▸ **DIRECTIONS FOR THIS TASK**
Answer with a single number: how many lines in the listing below include "default"?

(Extracted data entries)
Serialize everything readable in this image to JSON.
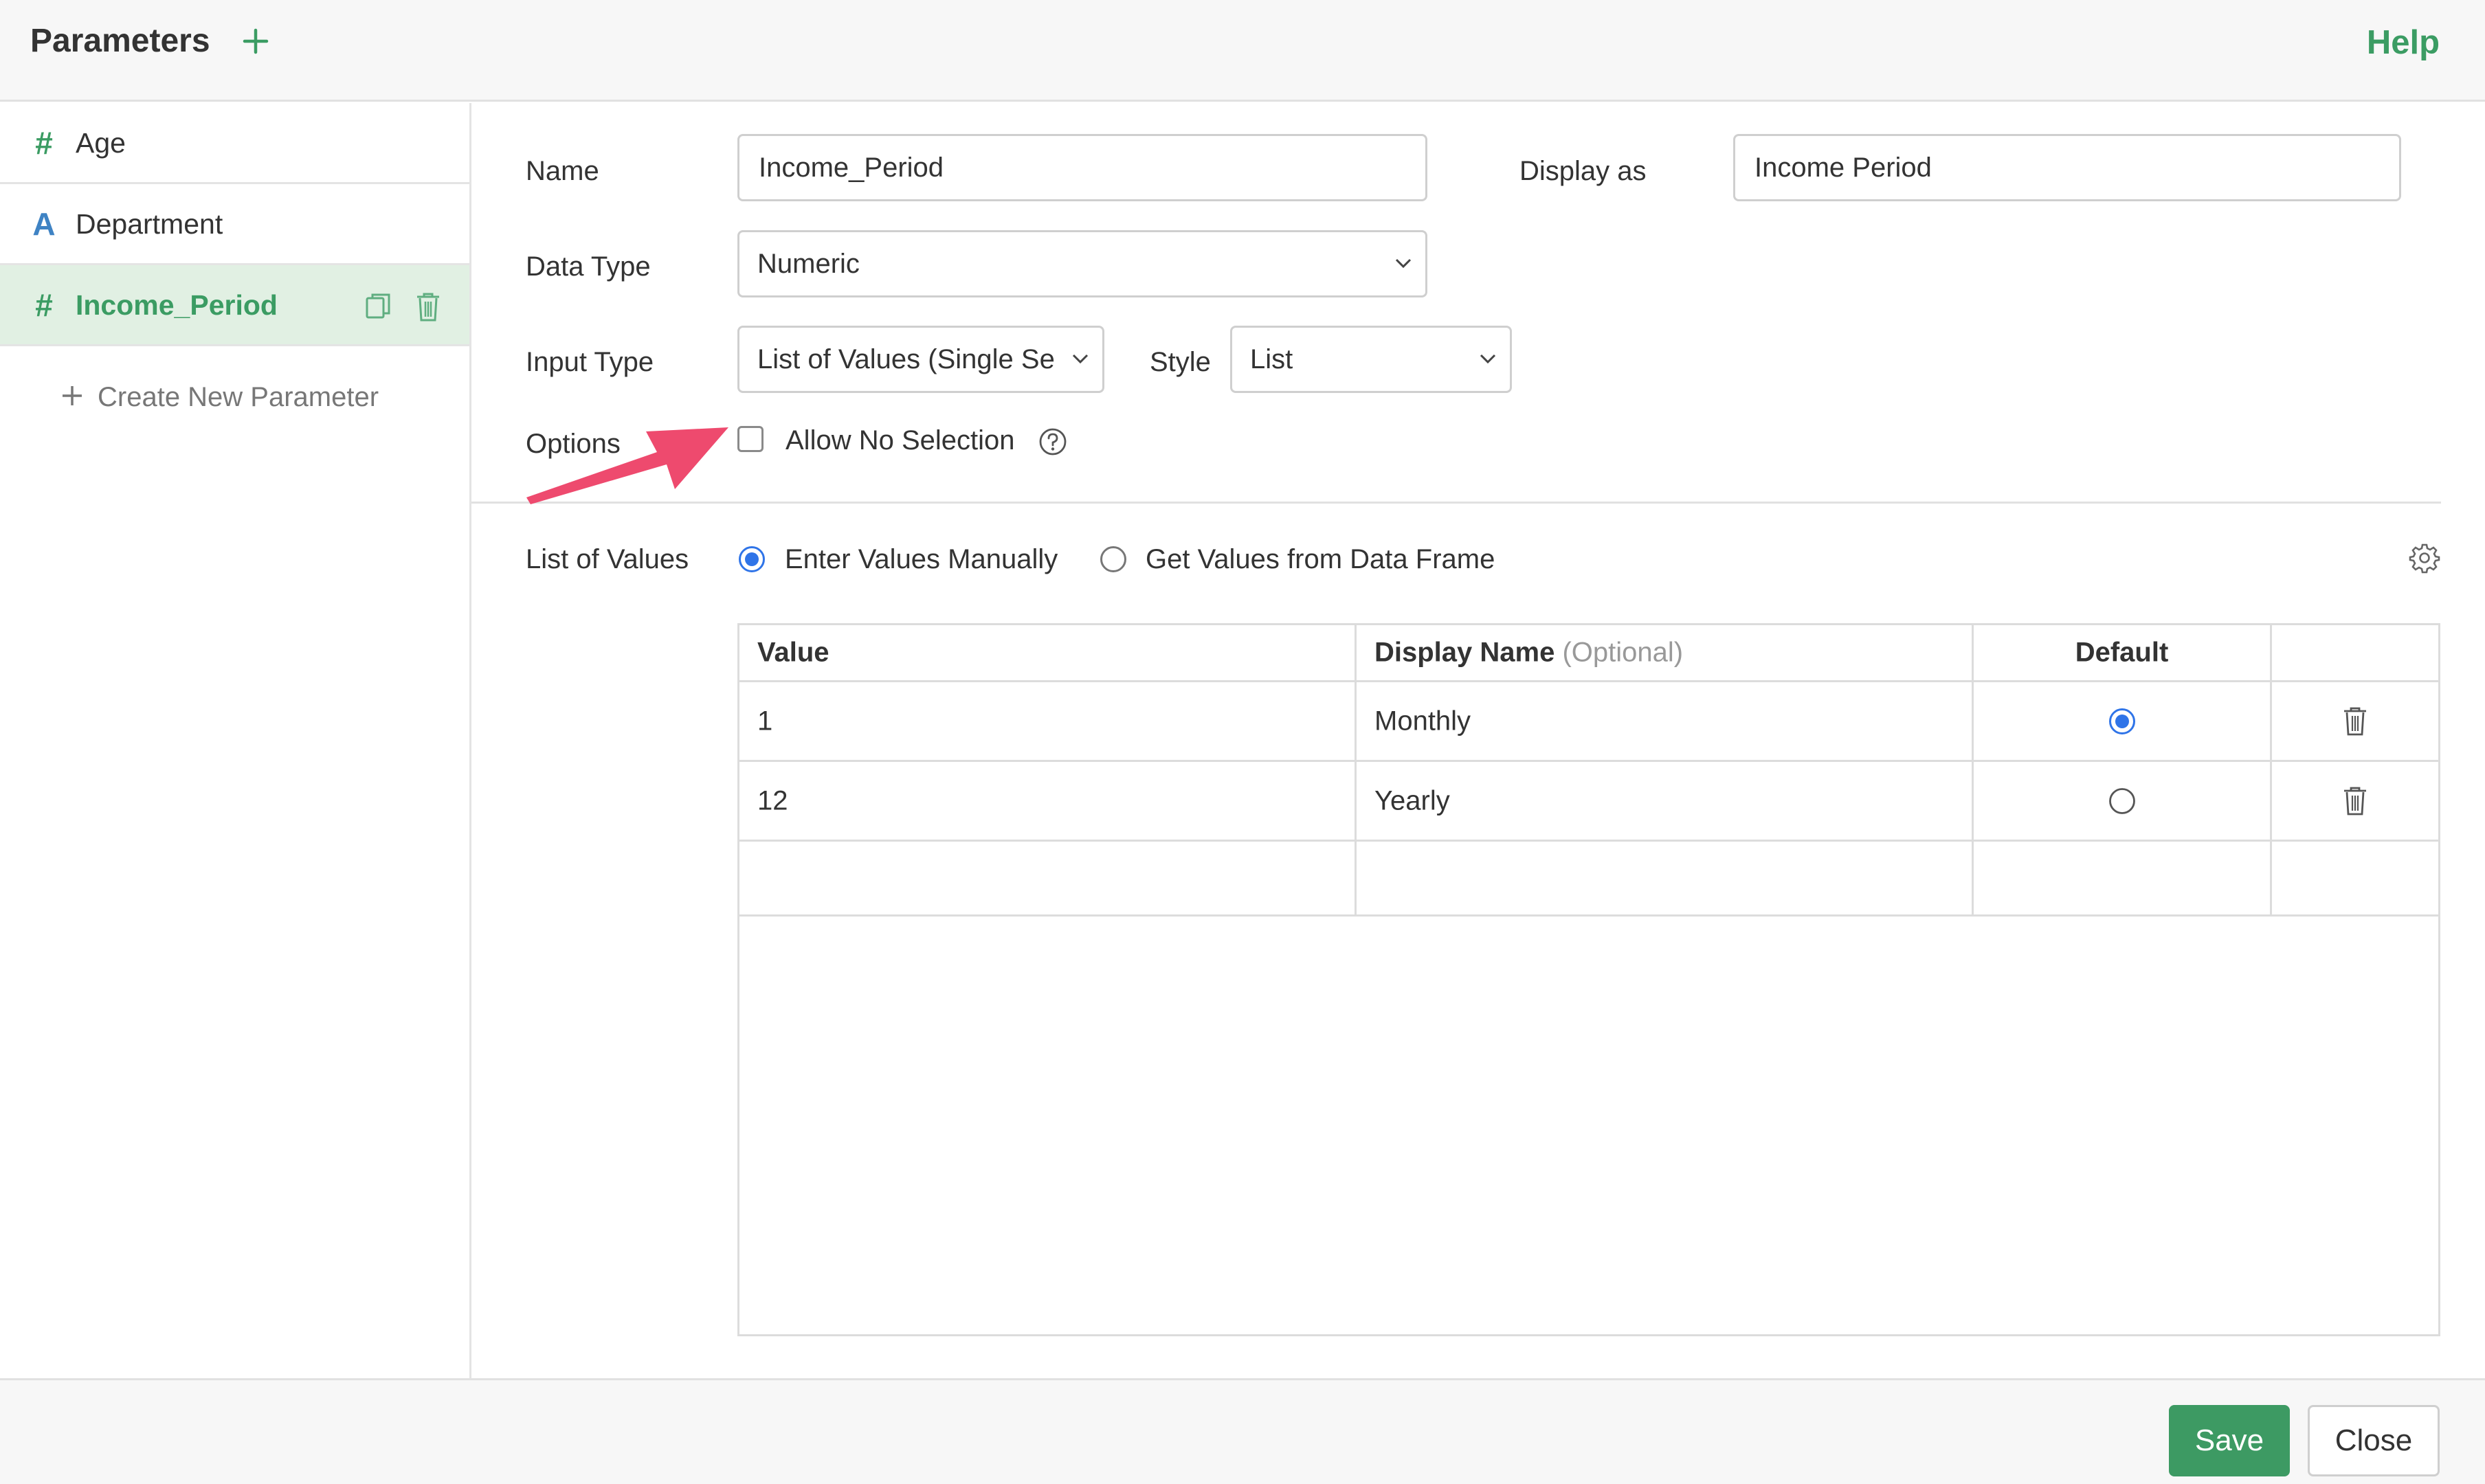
{
  "header": {
    "title": "Parameters",
    "help_label": "Help"
  },
  "sidebar": {
    "items": [
      {
        "icon": "#",
        "label": "Age",
        "type": "numeric"
      },
      {
        "icon": "A",
        "label": "Department",
        "type": "character"
      },
      {
        "icon": "#",
        "label": "Income_Period",
        "type": "numeric",
        "active": true
      }
    ],
    "create_new_label": "Create New Parameter"
  },
  "form": {
    "name_label": "Name",
    "name_value": "Income_Period",
    "display_as_label": "Display as",
    "display_as_value": "Income Period",
    "data_type_label": "Data Type",
    "data_type_value": "Numeric",
    "input_type_label": "Input Type",
    "input_type_value": "List of Values (Single Se",
    "style_label": "Style",
    "style_value": "List",
    "options_label": "Options",
    "allow_no_selection_label": "Allow No Selection",
    "allow_no_selection_checked": false,
    "list_of_values_label": "List of Values",
    "enter_manually_label": "Enter Values Manually",
    "from_data_frame_label": "Get Values from Data Frame",
    "values_source_selected": "Enter Values Manually"
  },
  "values_table": {
    "headers": {
      "value": "Value",
      "display_name": "Display Name",
      "display_name_hint": "(Optional)",
      "default": "Default"
    },
    "rows": [
      {
        "value": "1",
        "display_name": "Monthly",
        "default": true
      },
      {
        "value": "12",
        "display_name": "Yearly",
        "default": false
      }
    ]
  },
  "footer": {
    "save_label": "Save",
    "close_label": "Close"
  },
  "colors": {
    "accent_green": "#3b9c63",
    "accent_blue": "#2f74e8",
    "annotation_pink": "#ee4a6e"
  }
}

▸ **EXERCISE RESULT**
3